EXERCISE INSTRUCTIONS ::
In the records that follow, locate every line with "JSON" and extract it.

MATERIALS PROVIDED ::
┄┄┄┄┄┄

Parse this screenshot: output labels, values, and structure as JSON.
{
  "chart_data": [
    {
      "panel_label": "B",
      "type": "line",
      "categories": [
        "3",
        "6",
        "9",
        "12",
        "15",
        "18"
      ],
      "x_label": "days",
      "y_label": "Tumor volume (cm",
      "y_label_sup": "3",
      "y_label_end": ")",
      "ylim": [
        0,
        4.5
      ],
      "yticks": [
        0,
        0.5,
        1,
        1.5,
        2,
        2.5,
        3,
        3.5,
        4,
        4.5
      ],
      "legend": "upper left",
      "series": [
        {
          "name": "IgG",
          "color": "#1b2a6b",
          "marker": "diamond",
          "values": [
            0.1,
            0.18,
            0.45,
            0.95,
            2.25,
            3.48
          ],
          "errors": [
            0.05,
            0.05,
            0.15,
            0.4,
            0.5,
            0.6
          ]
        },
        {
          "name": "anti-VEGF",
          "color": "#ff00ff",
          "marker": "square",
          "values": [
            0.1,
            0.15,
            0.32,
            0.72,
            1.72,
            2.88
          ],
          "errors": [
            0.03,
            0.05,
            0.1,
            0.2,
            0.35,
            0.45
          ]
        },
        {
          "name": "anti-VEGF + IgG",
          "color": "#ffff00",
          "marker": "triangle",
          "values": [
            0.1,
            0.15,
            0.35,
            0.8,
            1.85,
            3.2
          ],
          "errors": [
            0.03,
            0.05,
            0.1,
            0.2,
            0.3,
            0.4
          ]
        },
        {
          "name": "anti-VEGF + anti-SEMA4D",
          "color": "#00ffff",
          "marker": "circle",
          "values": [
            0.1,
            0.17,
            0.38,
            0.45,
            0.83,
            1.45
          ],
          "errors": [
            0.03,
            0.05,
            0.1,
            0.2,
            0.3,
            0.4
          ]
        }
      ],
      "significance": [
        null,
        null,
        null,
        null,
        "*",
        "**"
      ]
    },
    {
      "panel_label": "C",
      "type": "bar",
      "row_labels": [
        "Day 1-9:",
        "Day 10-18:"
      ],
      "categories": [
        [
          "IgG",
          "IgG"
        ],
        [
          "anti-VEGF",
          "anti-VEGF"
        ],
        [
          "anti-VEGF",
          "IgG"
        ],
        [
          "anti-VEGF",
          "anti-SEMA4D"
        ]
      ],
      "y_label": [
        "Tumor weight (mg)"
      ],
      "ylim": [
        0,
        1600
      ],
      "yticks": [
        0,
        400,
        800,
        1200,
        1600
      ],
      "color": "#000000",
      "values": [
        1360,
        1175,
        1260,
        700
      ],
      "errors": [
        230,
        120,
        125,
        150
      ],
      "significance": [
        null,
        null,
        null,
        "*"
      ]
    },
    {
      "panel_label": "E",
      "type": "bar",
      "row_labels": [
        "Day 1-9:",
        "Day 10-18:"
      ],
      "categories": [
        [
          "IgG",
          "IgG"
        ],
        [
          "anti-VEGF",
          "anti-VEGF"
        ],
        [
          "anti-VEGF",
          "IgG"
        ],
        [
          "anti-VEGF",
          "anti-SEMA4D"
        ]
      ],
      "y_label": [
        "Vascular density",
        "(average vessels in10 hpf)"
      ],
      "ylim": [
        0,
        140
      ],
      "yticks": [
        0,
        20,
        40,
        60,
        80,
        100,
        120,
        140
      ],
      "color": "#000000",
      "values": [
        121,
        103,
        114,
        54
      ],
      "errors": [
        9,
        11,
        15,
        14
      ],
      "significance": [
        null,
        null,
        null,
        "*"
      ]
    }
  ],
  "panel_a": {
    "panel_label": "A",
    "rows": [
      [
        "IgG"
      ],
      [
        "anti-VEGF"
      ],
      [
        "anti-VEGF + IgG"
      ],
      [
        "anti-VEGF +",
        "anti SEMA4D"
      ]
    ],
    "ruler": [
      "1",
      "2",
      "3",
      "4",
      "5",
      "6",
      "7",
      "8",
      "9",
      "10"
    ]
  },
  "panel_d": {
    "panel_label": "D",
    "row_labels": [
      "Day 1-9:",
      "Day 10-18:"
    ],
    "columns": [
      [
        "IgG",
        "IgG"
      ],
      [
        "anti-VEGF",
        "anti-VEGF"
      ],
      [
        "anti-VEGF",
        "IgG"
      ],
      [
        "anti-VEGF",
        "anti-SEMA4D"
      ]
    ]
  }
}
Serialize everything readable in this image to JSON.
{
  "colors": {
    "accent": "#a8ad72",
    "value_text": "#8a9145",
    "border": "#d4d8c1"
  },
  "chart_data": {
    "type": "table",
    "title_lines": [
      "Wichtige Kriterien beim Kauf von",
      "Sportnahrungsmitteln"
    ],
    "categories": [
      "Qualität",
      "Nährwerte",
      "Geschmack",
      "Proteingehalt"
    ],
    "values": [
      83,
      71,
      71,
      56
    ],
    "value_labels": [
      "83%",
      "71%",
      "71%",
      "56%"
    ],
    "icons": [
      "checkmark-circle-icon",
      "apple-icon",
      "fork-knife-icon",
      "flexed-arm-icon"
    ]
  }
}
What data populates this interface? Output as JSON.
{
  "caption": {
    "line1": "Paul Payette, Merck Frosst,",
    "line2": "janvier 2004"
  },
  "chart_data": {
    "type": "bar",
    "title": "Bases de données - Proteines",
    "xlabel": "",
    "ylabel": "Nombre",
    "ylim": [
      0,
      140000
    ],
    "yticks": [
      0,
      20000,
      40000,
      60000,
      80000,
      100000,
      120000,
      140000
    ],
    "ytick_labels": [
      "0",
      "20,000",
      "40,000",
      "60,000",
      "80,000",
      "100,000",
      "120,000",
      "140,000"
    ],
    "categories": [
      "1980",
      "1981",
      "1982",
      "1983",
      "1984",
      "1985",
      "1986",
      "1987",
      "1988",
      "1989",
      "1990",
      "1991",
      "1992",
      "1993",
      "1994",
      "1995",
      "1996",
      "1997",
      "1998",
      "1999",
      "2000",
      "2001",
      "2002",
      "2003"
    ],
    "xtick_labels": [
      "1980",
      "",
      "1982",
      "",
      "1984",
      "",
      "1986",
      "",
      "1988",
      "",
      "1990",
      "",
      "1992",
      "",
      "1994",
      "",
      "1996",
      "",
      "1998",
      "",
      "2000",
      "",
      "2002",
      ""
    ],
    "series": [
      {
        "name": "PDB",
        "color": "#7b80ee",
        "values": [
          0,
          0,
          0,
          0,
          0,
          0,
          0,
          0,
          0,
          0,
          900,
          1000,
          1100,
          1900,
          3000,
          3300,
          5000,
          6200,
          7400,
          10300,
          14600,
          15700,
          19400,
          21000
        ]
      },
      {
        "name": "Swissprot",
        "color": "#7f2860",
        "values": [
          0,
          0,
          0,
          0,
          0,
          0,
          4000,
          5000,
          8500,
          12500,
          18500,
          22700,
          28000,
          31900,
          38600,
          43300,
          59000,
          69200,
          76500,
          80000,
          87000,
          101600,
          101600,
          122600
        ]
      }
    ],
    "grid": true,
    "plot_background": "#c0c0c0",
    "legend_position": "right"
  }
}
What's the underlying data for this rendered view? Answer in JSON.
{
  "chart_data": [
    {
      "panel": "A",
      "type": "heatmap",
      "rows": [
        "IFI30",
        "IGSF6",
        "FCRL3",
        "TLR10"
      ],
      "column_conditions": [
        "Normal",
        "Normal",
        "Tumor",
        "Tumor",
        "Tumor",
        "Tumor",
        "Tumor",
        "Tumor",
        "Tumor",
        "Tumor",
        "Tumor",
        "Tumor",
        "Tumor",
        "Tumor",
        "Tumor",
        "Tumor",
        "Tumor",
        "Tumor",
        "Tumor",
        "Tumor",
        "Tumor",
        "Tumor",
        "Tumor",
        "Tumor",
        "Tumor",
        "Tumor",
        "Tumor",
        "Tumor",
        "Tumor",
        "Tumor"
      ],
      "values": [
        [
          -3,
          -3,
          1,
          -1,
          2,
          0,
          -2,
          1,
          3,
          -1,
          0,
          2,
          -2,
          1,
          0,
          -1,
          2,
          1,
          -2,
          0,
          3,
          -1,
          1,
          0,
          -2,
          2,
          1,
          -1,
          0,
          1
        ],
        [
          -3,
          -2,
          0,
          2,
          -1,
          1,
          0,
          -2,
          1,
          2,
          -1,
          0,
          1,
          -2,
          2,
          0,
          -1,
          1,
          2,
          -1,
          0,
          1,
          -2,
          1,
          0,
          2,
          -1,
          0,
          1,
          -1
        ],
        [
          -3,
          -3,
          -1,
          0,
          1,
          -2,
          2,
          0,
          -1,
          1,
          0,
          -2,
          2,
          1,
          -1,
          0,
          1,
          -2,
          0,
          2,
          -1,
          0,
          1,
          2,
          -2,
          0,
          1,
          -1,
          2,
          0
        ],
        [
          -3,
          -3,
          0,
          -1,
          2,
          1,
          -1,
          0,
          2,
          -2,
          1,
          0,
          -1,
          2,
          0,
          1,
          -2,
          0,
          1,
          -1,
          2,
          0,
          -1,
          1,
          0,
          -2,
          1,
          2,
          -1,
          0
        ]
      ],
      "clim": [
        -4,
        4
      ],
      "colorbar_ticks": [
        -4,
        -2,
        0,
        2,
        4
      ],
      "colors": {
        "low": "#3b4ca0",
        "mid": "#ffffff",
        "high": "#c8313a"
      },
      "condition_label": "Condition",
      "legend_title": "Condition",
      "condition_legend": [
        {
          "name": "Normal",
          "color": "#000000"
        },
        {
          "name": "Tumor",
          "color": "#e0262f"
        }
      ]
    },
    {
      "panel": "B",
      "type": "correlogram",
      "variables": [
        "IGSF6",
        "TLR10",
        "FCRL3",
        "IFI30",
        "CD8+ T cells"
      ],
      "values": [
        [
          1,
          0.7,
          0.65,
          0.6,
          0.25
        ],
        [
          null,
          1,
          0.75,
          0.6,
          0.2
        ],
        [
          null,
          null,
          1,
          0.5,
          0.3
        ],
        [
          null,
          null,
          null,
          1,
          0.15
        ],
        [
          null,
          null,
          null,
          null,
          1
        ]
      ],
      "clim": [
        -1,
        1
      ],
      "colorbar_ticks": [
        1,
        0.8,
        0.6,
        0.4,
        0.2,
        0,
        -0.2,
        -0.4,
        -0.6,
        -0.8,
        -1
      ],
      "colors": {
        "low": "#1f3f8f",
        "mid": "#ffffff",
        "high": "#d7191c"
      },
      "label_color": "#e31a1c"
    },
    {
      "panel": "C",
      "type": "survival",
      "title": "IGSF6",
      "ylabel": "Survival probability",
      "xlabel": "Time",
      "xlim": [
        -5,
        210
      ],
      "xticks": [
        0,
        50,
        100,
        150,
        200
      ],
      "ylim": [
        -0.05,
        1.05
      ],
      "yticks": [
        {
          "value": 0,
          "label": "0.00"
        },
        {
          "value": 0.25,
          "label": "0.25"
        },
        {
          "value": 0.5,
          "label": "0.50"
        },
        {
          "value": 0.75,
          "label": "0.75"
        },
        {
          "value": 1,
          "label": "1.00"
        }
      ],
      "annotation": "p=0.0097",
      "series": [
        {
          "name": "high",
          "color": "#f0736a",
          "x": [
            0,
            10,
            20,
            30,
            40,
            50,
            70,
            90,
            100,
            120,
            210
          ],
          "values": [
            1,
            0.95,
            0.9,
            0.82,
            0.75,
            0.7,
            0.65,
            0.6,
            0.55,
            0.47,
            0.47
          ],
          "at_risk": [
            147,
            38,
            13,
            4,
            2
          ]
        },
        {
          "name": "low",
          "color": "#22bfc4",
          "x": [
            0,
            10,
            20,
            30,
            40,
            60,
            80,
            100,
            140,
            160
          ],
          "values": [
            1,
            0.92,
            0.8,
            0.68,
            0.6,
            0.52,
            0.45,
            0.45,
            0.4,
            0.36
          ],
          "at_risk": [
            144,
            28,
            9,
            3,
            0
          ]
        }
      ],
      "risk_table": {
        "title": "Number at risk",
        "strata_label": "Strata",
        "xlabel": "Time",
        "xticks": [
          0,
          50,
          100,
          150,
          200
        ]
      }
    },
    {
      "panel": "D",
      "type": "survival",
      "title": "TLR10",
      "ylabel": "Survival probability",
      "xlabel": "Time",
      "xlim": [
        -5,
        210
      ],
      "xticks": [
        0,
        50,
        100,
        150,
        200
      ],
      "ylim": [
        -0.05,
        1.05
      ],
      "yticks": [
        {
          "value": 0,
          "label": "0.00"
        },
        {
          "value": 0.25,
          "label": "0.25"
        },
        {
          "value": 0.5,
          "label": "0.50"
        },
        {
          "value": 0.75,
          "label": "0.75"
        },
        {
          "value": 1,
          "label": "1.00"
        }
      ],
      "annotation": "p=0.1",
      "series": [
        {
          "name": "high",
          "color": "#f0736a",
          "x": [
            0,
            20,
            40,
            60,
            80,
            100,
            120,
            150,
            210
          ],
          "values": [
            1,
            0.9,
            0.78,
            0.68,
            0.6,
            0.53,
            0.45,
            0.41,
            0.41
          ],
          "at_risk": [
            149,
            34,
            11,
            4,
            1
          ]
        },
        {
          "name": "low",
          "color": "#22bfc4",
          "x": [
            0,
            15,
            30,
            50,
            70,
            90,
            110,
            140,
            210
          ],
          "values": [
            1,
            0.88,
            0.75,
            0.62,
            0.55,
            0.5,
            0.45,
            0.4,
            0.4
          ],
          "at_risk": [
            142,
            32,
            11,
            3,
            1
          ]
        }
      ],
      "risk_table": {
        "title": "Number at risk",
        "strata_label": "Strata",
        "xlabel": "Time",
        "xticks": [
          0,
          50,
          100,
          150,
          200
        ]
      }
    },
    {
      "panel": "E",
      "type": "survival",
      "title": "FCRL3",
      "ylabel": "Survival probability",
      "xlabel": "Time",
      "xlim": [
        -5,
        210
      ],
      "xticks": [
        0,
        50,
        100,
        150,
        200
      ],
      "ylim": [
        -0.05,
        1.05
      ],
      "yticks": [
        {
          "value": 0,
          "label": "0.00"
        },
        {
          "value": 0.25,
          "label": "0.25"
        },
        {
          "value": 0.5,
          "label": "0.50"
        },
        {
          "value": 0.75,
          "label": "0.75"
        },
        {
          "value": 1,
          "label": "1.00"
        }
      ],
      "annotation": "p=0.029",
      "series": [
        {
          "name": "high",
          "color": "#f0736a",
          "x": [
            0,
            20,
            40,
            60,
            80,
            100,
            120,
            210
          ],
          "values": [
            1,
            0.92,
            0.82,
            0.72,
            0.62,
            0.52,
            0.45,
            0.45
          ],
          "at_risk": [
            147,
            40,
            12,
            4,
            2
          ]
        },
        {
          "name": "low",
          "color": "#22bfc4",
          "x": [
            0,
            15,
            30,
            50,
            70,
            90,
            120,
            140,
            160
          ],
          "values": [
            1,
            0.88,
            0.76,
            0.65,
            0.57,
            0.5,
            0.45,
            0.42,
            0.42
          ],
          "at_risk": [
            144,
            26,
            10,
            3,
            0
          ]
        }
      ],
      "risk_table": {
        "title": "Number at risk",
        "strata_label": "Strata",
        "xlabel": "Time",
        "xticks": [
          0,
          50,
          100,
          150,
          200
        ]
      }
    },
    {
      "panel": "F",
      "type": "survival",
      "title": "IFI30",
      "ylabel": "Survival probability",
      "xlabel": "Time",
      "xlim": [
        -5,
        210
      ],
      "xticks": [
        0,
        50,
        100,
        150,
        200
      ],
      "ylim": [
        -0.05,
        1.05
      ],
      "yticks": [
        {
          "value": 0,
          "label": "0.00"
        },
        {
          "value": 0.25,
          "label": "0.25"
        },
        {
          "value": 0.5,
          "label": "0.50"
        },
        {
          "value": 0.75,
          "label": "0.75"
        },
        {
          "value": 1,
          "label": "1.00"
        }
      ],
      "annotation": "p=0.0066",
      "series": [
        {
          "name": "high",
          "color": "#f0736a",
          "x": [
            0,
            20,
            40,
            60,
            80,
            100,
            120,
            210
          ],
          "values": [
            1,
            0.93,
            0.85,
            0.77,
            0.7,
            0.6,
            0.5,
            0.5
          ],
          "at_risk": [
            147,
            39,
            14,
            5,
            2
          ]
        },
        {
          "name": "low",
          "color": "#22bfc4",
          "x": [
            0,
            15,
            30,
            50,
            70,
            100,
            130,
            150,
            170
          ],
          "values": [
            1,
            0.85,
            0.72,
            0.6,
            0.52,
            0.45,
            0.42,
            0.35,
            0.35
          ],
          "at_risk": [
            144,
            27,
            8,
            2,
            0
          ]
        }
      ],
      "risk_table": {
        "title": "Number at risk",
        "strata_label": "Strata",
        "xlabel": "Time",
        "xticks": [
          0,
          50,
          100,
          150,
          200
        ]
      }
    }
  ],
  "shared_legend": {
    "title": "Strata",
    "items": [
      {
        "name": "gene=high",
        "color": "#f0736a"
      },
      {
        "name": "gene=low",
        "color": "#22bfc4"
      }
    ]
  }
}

┄┄┄┄┄┄

RESULT OF THIS EXERCISE ::
Parse this screenshot: output labels, values, and structure as JSON.
Serialize everything readable in this image to JSON.
What data populates this interface? Output as JSON.
What's the underlying data for this rendered view? Answer in JSON.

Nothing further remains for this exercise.